Dataset listings of figures:
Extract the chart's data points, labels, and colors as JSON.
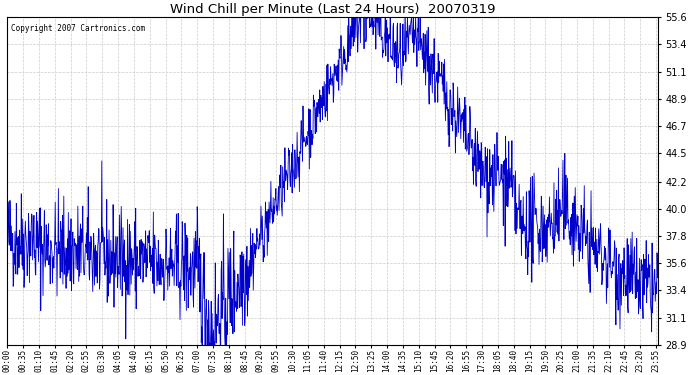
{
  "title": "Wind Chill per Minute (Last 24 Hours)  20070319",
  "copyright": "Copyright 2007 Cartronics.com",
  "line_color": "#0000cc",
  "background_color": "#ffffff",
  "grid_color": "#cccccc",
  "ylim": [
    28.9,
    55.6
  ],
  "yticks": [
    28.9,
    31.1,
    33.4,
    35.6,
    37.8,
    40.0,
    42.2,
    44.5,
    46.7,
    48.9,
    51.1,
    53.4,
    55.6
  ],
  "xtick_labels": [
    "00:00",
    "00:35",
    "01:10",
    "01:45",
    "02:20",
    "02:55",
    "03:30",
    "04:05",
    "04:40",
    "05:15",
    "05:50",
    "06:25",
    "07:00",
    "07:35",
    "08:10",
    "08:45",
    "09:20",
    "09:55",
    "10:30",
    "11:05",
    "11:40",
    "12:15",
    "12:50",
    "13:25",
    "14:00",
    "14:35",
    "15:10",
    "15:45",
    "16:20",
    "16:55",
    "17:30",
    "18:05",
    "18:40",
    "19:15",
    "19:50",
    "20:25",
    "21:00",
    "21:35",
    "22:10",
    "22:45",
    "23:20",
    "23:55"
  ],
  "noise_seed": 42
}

TO DO:
Copy the listing in full and without alteration, omitting every picture.

EXERCISE OUTPUT:
Extract the chart's data points, labels, and colors as JSON.
{
  "title": "Wind Chill per Minute (Last 24 Hours)  20070319",
  "copyright": "Copyright 2007 Cartronics.com",
  "line_color": "#0000cc",
  "background_color": "#ffffff",
  "grid_color": "#cccccc",
  "ylim": [
    28.9,
    55.6
  ],
  "yticks": [
    28.9,
    31.1,
    33.4,
    35.6,
    37.8,
    40.0,
    42.2,
    44.5,
    46.7,
    48.9,
    51.1,
    53.4,
    55.6
  ],
  "xtick_labels": [
    "00:00",
    "00:35",
    "01:10",
    "01:45",
    "02:20",
    "02:55",
    "03:30",
    "04:05",
    "04:40",
    "05:15",
    "05:50",
    "06:25",
    "07:00",
    "07:35",
    "08:10",
    "08:45",
    "09:20",
    "09:55",
    "10:30",
    "11:05",
    "11:40",
    "12:15",
    "12:50",
    "13:25",
    "14:00",
    "14:35",
    "15:10",
    "15:45",
    "16:20",
    "16:55",
    "17:30",
    "18:05",
    "18:40",
    "19:15",
    "19:50",
    "20:25",
    "21:00",
    "21:35",
    "22:10",
    "22:45",
    "23:20",
    "23:55"
  ],
  "noise_seed": 42
}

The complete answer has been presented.